• _SET TASK_: Select every line below containing the word "requires".

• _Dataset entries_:
-- Begin --

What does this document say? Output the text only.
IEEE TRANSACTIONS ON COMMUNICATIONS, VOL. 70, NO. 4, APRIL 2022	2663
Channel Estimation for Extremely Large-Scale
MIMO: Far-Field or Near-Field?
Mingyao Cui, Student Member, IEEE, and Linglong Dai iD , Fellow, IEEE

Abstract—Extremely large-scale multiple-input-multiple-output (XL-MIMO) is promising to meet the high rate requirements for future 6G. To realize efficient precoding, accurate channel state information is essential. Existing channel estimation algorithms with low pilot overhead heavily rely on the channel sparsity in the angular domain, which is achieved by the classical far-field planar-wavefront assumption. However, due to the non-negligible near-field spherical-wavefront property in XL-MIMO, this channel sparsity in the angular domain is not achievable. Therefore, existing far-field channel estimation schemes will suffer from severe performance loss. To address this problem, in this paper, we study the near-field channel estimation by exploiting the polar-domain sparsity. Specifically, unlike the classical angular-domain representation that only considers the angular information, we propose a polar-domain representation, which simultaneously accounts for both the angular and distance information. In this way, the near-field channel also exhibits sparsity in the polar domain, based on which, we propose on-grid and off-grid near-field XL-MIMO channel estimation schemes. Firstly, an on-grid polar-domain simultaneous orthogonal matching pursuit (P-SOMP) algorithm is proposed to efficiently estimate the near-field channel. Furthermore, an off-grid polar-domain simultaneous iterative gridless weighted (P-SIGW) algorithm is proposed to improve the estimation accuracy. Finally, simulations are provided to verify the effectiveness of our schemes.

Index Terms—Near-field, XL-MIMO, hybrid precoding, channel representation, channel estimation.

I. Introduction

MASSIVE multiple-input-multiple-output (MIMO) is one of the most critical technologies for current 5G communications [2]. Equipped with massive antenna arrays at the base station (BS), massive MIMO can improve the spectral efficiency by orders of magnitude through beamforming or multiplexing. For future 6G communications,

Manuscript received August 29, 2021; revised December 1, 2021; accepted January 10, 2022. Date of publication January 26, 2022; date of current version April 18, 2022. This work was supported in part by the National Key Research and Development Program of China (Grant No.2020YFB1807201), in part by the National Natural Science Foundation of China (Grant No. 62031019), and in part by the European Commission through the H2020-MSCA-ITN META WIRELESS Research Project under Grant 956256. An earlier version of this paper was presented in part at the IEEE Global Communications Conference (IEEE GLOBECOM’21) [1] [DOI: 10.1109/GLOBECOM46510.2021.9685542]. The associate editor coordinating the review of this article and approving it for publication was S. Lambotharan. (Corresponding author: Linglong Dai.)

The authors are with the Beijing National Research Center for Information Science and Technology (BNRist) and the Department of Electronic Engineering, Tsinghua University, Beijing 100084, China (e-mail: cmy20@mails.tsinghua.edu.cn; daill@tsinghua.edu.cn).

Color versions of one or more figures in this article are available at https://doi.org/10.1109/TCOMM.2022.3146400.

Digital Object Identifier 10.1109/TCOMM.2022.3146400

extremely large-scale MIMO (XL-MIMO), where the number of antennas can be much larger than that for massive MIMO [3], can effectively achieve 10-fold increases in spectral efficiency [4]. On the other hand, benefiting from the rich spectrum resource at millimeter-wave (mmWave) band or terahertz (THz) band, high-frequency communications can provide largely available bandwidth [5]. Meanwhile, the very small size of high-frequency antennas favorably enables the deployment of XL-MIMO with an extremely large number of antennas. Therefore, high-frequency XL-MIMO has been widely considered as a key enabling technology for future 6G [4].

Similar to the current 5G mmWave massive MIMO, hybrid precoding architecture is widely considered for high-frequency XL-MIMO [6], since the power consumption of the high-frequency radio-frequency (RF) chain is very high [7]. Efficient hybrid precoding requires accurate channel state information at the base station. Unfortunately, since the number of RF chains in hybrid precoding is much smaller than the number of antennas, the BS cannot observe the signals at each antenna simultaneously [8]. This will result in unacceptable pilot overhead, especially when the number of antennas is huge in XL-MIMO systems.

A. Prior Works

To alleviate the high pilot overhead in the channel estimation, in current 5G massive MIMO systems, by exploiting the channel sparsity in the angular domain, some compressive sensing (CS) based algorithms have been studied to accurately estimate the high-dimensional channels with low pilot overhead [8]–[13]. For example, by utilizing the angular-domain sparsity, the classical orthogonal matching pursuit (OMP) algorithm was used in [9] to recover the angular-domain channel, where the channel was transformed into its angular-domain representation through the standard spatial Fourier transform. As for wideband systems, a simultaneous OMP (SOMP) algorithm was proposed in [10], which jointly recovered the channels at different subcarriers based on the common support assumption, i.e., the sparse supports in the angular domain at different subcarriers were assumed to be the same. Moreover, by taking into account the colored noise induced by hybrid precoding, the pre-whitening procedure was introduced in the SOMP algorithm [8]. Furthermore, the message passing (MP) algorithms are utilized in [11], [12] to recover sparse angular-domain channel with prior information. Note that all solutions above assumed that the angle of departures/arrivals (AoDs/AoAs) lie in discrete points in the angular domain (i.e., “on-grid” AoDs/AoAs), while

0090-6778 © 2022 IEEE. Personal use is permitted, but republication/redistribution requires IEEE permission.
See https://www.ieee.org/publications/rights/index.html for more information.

-- End --

• _WRITTEN RESPONSE_:
Similar to the current 5G mmWave massive MIMO, hybrid precoding architecture is widely considered for high-frequency XL-MIMO [6], since the power consumption of the high-frequency radio-frequency (RF) chain is very high [7]. Efficient hybrid precoding requires accurate channel state information at the base station. Unfortunately, since the number of RF chains in hybrid precoding is much smaller than the number of antennas, the BS cannot observe the signals at each antenna simultaneously [8]. This will result in unacceptable pilot overhead, especially when the number of antennas is huge in XL-MIMO systems.
0090-6778 © 2022 IEEE. Personal use is permitted, but republication/redistribution requires IEEE permission.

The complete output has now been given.